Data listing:

▬▬▬

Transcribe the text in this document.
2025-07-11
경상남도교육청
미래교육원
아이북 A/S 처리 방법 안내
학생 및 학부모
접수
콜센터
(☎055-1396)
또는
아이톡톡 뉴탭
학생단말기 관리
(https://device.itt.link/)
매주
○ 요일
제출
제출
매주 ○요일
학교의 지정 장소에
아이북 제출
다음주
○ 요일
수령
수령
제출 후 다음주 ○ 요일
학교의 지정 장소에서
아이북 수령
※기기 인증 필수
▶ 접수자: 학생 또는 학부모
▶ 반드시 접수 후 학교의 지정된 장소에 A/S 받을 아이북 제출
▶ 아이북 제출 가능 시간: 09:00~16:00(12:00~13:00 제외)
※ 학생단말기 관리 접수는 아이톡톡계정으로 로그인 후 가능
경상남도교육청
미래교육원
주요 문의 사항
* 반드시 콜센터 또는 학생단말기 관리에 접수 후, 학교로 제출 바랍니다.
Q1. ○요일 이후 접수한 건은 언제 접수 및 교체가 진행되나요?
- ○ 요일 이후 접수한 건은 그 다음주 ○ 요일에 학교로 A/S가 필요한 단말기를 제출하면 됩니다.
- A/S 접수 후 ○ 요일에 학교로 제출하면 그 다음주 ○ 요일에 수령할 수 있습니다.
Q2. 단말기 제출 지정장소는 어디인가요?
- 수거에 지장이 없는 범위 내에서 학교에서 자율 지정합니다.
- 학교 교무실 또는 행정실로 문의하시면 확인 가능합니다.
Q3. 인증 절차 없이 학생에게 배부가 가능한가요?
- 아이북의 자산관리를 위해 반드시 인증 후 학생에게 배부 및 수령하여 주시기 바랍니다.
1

▬▬▬

TASK STATEMENT:
Retype all of the material above with every character intact.

TASK RESPONSE:
Transcribe the text in this document.
2025-07-11
경상남도교육청
미래교육원
아이북 A/S 처리 방법 안내
학생 및 학부모
접수
콜센터
(☎055-1396)
또는
아이톡톡 뉴탭
학생단말기 관리
(https://device.itt.link/)
매주
○ 요일
제출
제출
매주 ○요일
학교의 지정 장소에
아이북 제출
다음주
○ 요일
수령
수령
제출 후 다음주 ○ 요일
학교의 지정 장소에서
아이북 수령
※기기 인증 필수
▶ 접수자: 학생 또는 학부모
▶ 반드시 접수 후 학교의 지정된 장소에 A/S 받을 아이북 제출
▶ 아이북 제출 가능 시간: 09:00~16:00(12:00~13:00 제외)
※ 학생단말기 관리 접수는 아이톡톡계정으로 로그인 후 가능
경상남도교육청
미래교육원
주요 문의 사항
* 반드시 콜센터 또는 학생단말기 관리에 접수 후, 학교로 제출 바랍니다.
Q1. ○요일 이후 접수한 건은 언제 접수 및 교체가 진행되나요?
- ○ 요일 이후 접수한 건은 그 다음주 ○ 요일에 학교로 A/S가 필요한 단말기를 제출하면 됩니다.
- A/S 접수 후 ○ 요일에 학교로 제출하면 그 다음주 ○ 요일에 수령할 수 있습니다.
Q2. 단말기 제출 지정장소는 어디인가요?
- 수거에 지장이 없는 범위 내에서 학교에서 자율 지정합니다.
- 학교 교무실 또는 행정실로 문의하시면 확인 가능합니다.
Q3. 인증 절차 없이 학생에게 배부가 가능한가요?
- 아이북의 자산관리를 위해 반드시 인증 후 학생에게 배부 및 수령하여 주시기 바랍니다.
1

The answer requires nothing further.